_EXERCISE REQUIREMENTS:_ Using the listing below, please gather every line containing the word "title".

Collection entries:
- - - -
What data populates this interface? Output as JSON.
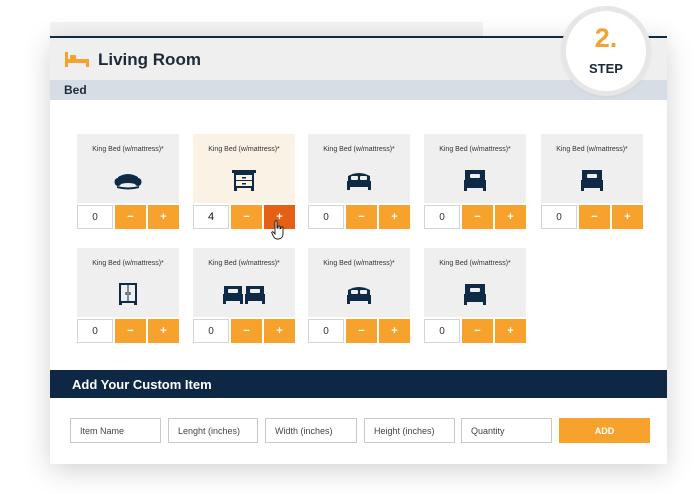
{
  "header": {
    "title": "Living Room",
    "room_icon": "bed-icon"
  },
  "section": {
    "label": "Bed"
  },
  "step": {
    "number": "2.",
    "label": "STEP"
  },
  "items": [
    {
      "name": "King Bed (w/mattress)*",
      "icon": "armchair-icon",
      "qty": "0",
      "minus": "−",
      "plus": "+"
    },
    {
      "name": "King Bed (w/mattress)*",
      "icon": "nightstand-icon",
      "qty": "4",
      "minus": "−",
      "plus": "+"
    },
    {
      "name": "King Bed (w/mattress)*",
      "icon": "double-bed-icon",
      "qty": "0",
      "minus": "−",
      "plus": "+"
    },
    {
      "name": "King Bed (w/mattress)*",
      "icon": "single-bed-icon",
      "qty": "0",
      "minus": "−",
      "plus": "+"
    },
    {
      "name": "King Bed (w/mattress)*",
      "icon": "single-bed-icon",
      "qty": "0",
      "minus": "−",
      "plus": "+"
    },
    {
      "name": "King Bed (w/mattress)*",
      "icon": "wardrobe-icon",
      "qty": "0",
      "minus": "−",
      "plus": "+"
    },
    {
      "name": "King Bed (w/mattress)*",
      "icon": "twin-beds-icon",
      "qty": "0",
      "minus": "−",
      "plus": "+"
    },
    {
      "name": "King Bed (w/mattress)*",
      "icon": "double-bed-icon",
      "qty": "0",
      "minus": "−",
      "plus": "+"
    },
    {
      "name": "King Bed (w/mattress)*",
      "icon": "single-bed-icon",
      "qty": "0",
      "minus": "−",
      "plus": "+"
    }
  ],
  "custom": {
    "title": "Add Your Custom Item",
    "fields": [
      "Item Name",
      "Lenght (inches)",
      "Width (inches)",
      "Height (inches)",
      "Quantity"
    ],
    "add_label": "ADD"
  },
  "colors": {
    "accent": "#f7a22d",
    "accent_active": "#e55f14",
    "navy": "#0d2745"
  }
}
- - - -
_EXERCISE RESPONSE:_
    "title": "Living Room",
    "title": "Add Your Custom Item",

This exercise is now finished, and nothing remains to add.